____ Records for the task
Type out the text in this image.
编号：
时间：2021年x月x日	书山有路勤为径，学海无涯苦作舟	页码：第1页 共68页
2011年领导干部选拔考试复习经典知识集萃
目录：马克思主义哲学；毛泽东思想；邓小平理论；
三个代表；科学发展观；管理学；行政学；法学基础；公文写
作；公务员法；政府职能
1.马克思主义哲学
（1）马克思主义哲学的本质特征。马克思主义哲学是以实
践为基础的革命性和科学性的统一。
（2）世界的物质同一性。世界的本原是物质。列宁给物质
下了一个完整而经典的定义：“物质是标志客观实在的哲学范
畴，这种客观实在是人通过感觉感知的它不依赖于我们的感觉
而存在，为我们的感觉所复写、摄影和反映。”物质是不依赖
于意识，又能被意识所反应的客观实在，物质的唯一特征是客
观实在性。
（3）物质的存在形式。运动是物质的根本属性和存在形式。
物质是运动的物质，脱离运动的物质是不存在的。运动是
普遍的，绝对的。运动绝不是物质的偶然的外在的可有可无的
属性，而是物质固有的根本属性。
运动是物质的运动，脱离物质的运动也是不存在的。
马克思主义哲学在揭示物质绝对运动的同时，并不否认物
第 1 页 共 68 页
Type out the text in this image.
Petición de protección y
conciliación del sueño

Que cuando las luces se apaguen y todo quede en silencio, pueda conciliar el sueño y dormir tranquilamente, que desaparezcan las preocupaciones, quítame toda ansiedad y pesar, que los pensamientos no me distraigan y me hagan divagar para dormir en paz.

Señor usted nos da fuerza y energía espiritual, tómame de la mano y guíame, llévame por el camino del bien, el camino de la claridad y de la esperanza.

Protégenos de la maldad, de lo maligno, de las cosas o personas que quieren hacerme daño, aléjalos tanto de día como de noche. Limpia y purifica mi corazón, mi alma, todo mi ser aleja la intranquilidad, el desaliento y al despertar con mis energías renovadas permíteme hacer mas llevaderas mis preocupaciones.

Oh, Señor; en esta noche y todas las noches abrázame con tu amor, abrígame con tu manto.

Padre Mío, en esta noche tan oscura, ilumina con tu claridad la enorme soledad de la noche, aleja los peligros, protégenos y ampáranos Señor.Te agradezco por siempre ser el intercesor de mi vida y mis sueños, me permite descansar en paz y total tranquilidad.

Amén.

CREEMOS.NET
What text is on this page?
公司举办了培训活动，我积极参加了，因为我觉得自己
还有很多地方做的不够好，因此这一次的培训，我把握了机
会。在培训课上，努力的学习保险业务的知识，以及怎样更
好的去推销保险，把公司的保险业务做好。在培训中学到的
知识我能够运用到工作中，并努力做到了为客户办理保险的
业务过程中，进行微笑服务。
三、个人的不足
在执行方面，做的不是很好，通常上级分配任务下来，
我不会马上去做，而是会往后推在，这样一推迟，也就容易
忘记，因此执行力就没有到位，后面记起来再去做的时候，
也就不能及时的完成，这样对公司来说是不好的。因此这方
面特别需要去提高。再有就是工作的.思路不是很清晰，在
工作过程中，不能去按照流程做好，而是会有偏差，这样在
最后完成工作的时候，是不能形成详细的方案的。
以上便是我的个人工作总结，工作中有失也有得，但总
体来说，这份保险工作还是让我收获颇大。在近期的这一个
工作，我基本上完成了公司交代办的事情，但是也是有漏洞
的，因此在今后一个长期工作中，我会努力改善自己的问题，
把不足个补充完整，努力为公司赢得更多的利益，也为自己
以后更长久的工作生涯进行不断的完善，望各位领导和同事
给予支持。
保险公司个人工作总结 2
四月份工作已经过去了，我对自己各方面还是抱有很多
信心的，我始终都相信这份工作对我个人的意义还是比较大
________
### Stated problem
Go through the listing above and restate it word for word.

### In response
Type out the text in this image.
编号：
时间：2021年x月x日	书山有路勤为径，学海无涯苦作舟	页码：第1页 共68页
2011年领导干部选拔考试复习经典知识集萃
目录：马克思主义哲学；毛泽东思想；邓小平理论；
三个代表；科学发展观；管理学；行政学；法学基础；公文写
作；公务员法；政府职能
1.马克思主义哲学
（1）马克思主义哲学的本质特征。马克思主义哲学是以实
践为基础的革命性和科学性的统一。
（2）世界的物质同一性。世界的本原是物质。列宁给物质
下了一个完整而经典的定义：“物质是标志客观实在的哲学范
畴，这种客观实在是人通过感觉感知的它不依赖于我们的感觉
而存在，为我们的感觉所复写、摄影和反映。”物质是不依赖
于意识，又能被意识所反应的客观实在，物质的唯一特征是客
观实在性。
（3）物质的存在形式。运动是物质的根本属性和存在形式。
物质是运动的物质，脱离运动的物质是不存在的。运动是
普遍的，绝对的。运动绝不是物质的偶然的外在的可有可无的
属性，而是物质固有的根本属性。
运动是物质的运动，脱离物质的运动也是不存在的。
马克思主义哲学在揭示物质绝对运动的同时，并不否认物
第 1 页 共 68 页
Type out the text in this image.
Petición de protección y
conciliación del sueño

Que cuando las luces se apaguen y todo quede en silencio, pueda conciliar el sueño y dormir tranquilamente, que desaparezcan las preocupaciones, quítame toda ansiedad y pesar, que los pensamientos no me distraigan y me hagan divagar para dormir en paz.

Señor usted nos da fuerza y energía espiritual, tómame de la mano y guíame, llévame por el camino del bien, el camino de la claridad y de la esperanza.

Protégenos de la maldad, de lo maligno, de las cosas o personas que quieren hacerme daño, aléjalos tanto de día como de noche. Limpia y purifica mi corazón, mi alma, todo mi ser aleja la intranquilidad, el desaliento y al despertar con mis energías renovadas permíteme hacer mas llevaderas mis preocupaciones.

Oh, Señor; en esta noche y todas las noches abrázame con tu amor, abrígame con tu manto.

Padre Mío, en esta noche tan oscura, ilumina con tu claridad la enorme soledad de la noche, aleja los peligros, protégenos y ampáranos Señor.Te agradezco por siempre ser el intercesor de mi vida y mis sueños, me permite descansar en paz y total tranquilidad.

Amén.

CREEMOS.NET
What text is on this page?
公司举办了培训活动，我积极参加了，因为我觉得自己
还有很多地方做的不够好，因此这一次的培训，我把握了机
会。在培训课上，努力的学习保险业务的知识，以及怎样更
好的去推销保险，把公司的保险业务做好。在培训中学到的
知识我能够运用到工作中，并努力做到了为客户办理保险的
业务过程中，进行微笑服务。
三、个人的不足
在执行方面，做的不是很好，通常上级分配任务下来，
我不会马上去做，而是会往后推在，这样一推迟，也就容易
忘记，因此执行力就没有到位，后面记起来再去做的时候，
也就不能及时的完成，这样对公司来说是不好的。因此这方
面特别需要去提高。再有就是工作的.思路不是很清晰，在
工作过程中，不能去按照流程做好，而是会有偏差，这样在
最后完成工作的时候，是不能形成详细的方案的。
以上便是我的个人工作总结，工作中有失也有得，但总
体来说，这份保险工作还是让我收获颇大。在近期的这一个
工作，我基本上完成了公司交代办的事情，但是也是有漏洞
的，因此在今后一个长期工作中，我会努力改善自己的问题，
把不足个补充完整，努力为公司赢得更多的利益，也为自己
以后更长久的工作生涯进行不断的完善，望各位领导和同事
给予支持。
保险公司个人工作总结 2
四月份工作已经过去了，我对自己各方面还是抱有很多
信心的，我始终都相信这份工作对我个人的意义还是比较大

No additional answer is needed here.